--- start ---

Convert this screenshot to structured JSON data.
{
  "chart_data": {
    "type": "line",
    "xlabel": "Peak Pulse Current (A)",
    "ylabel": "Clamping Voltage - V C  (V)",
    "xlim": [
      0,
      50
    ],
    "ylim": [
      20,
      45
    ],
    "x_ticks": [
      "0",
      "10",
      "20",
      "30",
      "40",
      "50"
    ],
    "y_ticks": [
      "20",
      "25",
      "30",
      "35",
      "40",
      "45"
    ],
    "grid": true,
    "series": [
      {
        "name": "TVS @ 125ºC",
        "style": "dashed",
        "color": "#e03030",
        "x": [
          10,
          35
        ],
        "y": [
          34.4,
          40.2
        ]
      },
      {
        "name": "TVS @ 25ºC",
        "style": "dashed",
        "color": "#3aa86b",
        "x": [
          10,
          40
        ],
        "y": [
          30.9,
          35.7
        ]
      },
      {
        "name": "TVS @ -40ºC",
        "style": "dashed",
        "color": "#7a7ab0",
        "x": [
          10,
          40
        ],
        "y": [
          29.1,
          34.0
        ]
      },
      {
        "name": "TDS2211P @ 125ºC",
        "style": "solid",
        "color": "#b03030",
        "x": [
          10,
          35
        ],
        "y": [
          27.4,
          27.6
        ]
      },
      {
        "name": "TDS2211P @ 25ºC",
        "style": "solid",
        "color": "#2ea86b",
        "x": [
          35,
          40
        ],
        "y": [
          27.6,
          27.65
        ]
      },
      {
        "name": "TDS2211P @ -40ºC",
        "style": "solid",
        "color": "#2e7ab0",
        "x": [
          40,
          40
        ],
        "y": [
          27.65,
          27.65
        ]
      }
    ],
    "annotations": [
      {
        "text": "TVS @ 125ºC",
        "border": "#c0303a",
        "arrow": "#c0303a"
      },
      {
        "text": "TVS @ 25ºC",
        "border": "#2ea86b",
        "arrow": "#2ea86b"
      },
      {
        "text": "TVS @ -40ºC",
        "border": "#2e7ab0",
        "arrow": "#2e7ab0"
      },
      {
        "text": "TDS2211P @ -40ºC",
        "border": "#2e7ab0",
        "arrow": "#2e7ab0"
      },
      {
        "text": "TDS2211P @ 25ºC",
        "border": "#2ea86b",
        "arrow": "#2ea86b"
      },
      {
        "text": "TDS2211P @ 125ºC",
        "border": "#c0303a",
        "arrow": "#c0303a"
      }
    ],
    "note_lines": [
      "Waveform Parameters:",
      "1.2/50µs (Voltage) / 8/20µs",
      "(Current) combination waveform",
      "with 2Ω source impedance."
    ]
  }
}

--- end ---

» **Instructions to follow**
Figure out how many lines of the data above include "Voltage", then give the number and nothing more.

» **Written response**
2